Chart and figure data:
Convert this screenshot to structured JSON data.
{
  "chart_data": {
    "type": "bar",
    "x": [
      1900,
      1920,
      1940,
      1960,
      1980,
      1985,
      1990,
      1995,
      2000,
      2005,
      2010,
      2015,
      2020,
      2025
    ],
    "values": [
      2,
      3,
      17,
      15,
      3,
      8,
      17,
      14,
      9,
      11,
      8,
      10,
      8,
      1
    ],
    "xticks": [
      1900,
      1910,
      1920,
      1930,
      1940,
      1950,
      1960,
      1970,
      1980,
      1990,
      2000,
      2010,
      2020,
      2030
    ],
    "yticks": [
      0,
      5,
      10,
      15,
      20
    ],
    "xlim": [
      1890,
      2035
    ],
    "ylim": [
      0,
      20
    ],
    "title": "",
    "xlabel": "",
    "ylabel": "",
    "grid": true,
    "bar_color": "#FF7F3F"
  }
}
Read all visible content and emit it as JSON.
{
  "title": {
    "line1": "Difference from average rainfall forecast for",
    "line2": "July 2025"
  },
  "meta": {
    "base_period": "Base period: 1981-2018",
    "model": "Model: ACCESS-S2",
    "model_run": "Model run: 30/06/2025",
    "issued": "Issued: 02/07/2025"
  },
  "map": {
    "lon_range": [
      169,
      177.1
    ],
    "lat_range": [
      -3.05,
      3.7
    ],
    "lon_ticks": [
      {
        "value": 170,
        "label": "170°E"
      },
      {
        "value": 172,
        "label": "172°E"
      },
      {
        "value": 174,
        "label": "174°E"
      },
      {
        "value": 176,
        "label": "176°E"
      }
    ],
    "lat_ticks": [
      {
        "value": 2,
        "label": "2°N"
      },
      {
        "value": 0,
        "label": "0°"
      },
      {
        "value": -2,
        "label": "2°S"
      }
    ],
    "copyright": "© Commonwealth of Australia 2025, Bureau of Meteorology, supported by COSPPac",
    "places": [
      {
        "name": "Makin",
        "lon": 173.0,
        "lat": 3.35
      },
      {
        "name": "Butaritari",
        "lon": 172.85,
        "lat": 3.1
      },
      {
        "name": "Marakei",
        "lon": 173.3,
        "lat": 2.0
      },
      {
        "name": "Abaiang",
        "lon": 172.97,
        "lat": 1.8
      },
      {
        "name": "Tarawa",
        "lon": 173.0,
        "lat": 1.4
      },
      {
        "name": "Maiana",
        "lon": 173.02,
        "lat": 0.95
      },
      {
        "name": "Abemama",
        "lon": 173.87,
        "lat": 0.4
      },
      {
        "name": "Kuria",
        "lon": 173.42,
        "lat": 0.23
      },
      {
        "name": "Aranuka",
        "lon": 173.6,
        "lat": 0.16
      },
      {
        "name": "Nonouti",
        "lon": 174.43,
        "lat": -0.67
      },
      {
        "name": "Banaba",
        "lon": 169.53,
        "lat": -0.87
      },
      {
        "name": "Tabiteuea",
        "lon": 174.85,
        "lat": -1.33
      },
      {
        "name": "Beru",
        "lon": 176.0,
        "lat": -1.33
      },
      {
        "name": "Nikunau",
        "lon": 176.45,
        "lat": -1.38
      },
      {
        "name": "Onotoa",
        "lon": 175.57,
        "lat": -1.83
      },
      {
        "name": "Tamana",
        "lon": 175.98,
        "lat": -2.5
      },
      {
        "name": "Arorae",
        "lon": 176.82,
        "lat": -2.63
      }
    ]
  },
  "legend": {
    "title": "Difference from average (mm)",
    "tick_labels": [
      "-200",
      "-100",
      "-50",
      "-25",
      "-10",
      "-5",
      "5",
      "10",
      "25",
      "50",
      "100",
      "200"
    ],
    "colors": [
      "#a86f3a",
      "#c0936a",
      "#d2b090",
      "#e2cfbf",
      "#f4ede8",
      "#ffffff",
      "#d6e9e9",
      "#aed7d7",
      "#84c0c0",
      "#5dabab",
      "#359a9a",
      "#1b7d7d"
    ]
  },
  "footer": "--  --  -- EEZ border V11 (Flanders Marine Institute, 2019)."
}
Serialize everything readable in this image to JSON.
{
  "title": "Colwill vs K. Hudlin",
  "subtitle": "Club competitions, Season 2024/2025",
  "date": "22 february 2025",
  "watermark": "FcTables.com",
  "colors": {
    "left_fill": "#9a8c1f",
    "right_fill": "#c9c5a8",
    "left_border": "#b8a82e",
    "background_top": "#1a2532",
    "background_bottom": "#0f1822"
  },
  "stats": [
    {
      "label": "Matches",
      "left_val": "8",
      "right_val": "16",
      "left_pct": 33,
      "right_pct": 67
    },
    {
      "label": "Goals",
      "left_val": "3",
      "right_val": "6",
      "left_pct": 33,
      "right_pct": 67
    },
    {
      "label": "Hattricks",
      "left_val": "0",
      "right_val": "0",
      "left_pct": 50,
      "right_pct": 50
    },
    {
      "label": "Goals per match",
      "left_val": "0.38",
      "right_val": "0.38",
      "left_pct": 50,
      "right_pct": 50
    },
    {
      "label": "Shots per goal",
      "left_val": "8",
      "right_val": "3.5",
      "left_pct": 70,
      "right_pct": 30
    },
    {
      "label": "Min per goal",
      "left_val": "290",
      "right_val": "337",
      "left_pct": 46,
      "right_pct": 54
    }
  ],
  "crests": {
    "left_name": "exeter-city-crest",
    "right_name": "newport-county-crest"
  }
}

# Problem statement:
Each line above that holds the string "from" should be copied and shown.

# Response:
    "line1": "Difference from average rainfall forecast for",
    "title": "Difference from average (mm)",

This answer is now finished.